## Requirement
Rewrite the part of the passage about Becky McDermott starting with "In 1986, the" and going on through "over many years.", changing "decorative painting" to "decorative arts".

## Selected extract
⁂
At a Halloween party in Manhattan in 1980, mutual friends introduced Becky Faunce to Tom McDermott. They were married at Rye Presbyterian Church on May 22, 1982, and, for the next few years, lived in New York City. They were the loves of one another’s lives for over 40 years.
In 1986, the McDermott’s moved to Highland Road in Rye. They later lived on Hidden Spring Lane, the third generation of her family to do so.
While caring for her three children, Becky McDermott embarked on what would become a wide-ranging career managing her own businesses. She studied and practiced decorative painting, became a Stylist at The New York Times Home Entertaining magazine, and later branched into interior design, where she built a devoted client base over many years.
“She could walk into a room and, in a few minutes, lay out a vision for a client and sketch it in seconds,” said her daughter, Betsy Lanphier, who worked with her for many years.
⁂
## Data shown
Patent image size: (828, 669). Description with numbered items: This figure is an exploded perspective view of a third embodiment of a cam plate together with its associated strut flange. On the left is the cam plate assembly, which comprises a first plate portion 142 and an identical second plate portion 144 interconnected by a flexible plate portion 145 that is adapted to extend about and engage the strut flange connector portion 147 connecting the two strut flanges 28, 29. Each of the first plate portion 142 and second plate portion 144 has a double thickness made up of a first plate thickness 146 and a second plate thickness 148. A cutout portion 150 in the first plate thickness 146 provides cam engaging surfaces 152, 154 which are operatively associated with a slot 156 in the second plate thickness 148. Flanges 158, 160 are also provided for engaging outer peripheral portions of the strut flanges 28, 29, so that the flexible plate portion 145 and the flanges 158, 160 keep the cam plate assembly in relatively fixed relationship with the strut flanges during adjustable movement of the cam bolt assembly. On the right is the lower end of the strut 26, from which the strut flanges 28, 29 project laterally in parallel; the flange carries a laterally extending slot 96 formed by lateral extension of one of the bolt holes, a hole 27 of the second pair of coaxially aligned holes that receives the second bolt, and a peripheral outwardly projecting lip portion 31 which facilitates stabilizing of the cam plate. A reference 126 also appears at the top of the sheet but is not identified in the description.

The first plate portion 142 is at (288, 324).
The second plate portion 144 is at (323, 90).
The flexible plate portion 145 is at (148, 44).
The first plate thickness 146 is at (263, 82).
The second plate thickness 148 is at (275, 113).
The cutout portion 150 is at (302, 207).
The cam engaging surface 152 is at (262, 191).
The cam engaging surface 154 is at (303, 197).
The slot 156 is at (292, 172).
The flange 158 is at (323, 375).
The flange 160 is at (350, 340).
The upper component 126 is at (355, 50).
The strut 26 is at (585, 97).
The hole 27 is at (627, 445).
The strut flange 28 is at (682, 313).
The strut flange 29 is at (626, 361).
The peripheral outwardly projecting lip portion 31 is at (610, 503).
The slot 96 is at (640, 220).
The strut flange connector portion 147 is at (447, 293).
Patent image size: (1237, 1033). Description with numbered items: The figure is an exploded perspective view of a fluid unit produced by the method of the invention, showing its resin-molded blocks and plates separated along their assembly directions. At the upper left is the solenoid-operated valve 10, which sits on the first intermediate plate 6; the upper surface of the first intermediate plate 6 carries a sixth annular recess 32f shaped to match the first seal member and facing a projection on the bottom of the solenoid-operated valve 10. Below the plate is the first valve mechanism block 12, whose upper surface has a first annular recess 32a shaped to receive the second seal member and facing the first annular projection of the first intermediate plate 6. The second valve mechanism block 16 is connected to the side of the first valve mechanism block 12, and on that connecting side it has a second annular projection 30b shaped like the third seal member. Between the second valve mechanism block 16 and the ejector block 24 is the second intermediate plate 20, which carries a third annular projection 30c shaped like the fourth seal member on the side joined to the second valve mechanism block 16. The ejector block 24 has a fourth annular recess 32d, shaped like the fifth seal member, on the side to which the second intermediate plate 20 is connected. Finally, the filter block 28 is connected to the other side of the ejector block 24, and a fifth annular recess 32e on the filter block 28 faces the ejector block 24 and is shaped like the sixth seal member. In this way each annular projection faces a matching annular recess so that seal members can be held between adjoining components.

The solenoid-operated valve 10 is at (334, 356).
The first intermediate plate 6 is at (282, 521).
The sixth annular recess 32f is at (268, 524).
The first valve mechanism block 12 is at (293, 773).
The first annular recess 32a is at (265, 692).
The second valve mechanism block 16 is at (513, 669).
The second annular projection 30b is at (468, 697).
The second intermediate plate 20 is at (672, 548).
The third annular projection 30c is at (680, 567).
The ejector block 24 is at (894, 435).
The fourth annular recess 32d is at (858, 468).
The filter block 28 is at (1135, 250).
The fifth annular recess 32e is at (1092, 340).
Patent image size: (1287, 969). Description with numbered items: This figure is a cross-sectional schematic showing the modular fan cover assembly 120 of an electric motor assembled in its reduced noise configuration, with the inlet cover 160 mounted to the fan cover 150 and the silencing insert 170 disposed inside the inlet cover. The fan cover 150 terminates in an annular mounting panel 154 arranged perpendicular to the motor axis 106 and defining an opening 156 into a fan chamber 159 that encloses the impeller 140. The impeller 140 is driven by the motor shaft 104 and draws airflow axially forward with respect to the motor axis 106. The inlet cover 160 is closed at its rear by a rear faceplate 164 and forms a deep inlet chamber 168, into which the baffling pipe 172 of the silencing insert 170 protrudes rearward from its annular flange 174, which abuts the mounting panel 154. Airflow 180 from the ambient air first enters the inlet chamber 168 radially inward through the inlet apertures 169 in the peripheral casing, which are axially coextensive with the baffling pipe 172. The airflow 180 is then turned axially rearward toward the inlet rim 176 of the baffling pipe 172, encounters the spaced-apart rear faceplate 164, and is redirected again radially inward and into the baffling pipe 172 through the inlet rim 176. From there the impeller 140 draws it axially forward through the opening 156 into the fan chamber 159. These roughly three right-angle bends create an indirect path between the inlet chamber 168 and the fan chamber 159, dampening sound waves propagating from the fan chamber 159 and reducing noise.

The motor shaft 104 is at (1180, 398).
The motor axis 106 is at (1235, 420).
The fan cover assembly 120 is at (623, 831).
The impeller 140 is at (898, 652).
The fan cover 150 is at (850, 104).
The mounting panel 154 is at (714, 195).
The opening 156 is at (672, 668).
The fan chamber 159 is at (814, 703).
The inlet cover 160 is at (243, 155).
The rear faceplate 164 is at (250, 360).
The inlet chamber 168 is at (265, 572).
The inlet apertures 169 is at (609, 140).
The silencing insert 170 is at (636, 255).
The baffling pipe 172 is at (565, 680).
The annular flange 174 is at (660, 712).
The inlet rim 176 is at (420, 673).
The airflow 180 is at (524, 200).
⁂
## Exercise response
In 1986, the McDermott’s moved to Highland Road in Rye. They later lived on Hidden Spring Lane, the third generation of her family to do so.
While caring for her three children, Becky McDermott embarked on what would become a wide-ranging career managing her own businesses. She studied and practiced decorative arts, became a Stylist at The New York Times Home Entertaining magazine, and later branched into interior design, where she built a devoted client base over many years.